Stored data
━━━━
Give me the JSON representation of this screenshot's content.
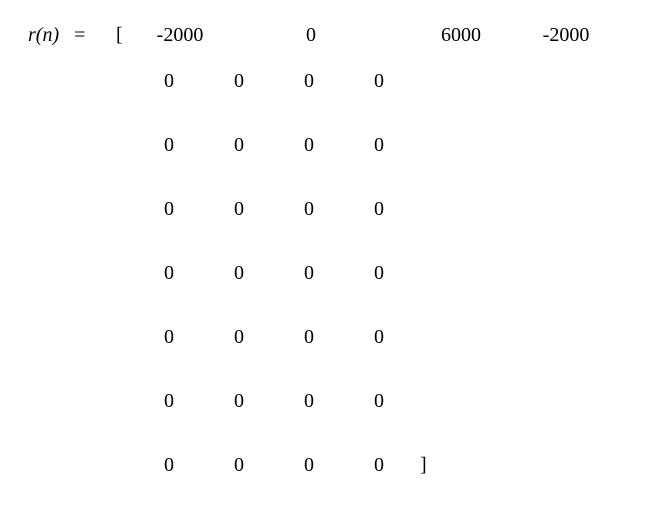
{
  "label": "r(n)",
  "eq": "=",
  "open": "[",
  "close": "]",
  "row1": {
    "a": "-2000",
    "b": "0",
    "c": "6000",
    "d": "-2000"
  },
  "rows": [
    {
      "a": "0",
      "b": "0",
      "c": "0",
      "d": "0"
    },
    {
      "a": "0",
      "b": "0",
      "c": "0",
      "d": "0"
    },
    {
      "a": "0",
      "b": "0",
      "c": "0",
      "d": "0"
    },
    {
      "a": "0",
      "b": "0",
      "c": "0",
      "d": "0"
    },
    {
      "a": "0",
      "b": "0",
      "c": "0",
      "d": "0"
    },
    {
      "a": "0",
      "b": "0",
      "c": "0",
      "d": "0"
    },
    {
      "a": "0",
      "b": "0",
      "c": "0",
      "d": "0"
    }
  ],
  "chart_data": {
    "type": "table",
    "title": "r(n) matrix definition",
    "rows": [
      [
        -2000,
        null,
        0,
        null,
        6000,
        -2000
      ],
      [
        0,
        0,
        0,
        0
      ],
      [
        0,
        0,
        0,
        0
      ],
      [
        0,
        0,
        0,
        0
      ],
      [
        0,
        0,
        0,
        0
      ],
      [
        0,
        0,
        0,
        0
      ],
      [
        0,
        0,
        0,
        0
      ],
      [
        0,
        0,
        0,
        0
      ]
    ]
  }
}
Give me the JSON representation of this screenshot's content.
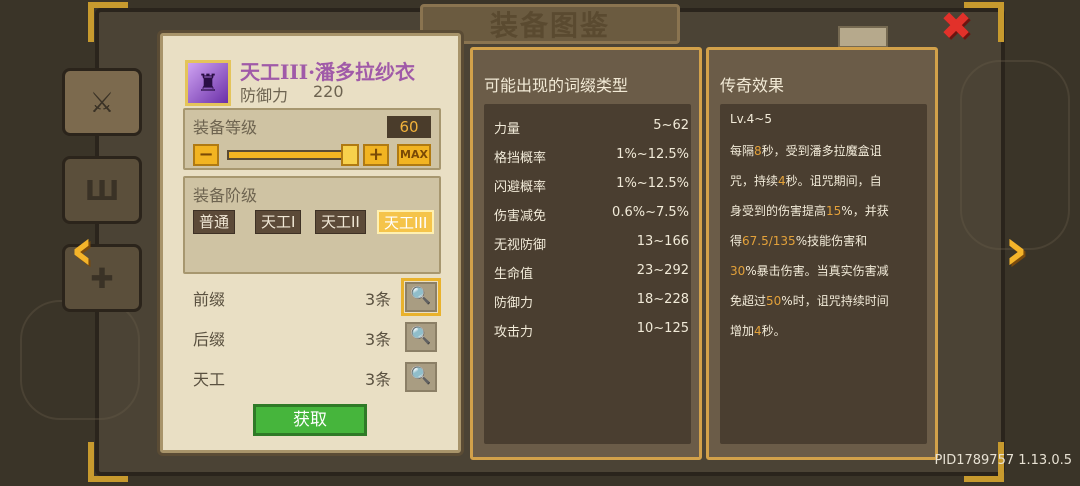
{
  "header": {
    "title": "装备图鉴"
  },
  "item": {
    "name": "天工III·潘多拉纱衣",
    "stat_label": "防御力",
    "stat_value": "220"
  },
  "level_section": {
    "title": "装备等级",
    "value": "60",
    "minus": "−",
    "plus": "+",
    "max": "MAX",
    "slider_fraction": 1.0
  },
  "tier_section": {
    "title": "装备阶级",
    "tiers": [
      "普通",
      "天工I",
      "天工II",
      "天工III"
    ],
    "selected_index": 3
  },
  "affixes": [
    {
      "label": "前缀",
      "count": "3条"
    },
    {
      "label": "后缀",
      "count": "3条"
    },
    {
      "label": "天工",
      "count": "3条"
    }
  ],
  "obtain_label": "获取",
  "possible_affixes": {
    "title": "可能出现的词缀类型",
    "rows": [
      {
        "name": "力量",
        "range": "5~62"
      },
      {
        "name": "格挡概率",
        "range": "1%~12.5%"
      },
      {
        "name": "闪避概率",
        "range": "1%~12.5%"
      },
      {
        "name": "伤害减免",
        "range": "0.6%~7.5%"
      },
      {
        "name": "无视防御",
        "range": "13~166"
      },
      {
        "name": "生命值",
        "range": "23~292"
      },
      {
        "name": "防御力",
        "range": "18~228"
      },
      {
        "name": "攻击力",
        "range": "10~125"
      }
    ]
  },
  "legendary": {
    "title": "传奇效果",
    "level": "Lv.4~5",
    "l1": [
      "每隔",
      "8",
      "秒，受到潘多拉魔盒诅"
    ],
    "l2": [
      "咒，持续",
      "4",
      "秒。诅咒期间，自"
    ],
    "l3": [
      "身受到的伤害提高",
      "15",
      "%，并获"
    ],
    "l4": [
      "得",
      "67.5/135",
      "%技能伤害和"
    ],
    "l5": [
      "",
      "30",
      "%暴击伤害。当真实伤害减"
    ],
    "l6": [
      "免超过",
      "50",
      "%时，诅咒持续时间"
    ],
    "l7": [
      "增加",
      "4",
      "秒。"
    ]
  },
  "footer": {
    "pid": "PID1789757 1.13.0.5"
  },
  "colors": {
    "gold": "#f2b422",
    "highlight": "#e3a13a",
    "close": "#e2312a",
    "green": "#46b53c"
  },
  "icons": [
    "sword-icon",
    "armor-icon",
    "accessory-icon",
    "close-icon",
    "arrow-left-icon",
    "arrow-right-icon",
    "magnifier-icon"
  ]
}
━━━━
**What the exercise asks:** Work out how many lines above contain the word "range". Give only the number.

**Written reply:** 8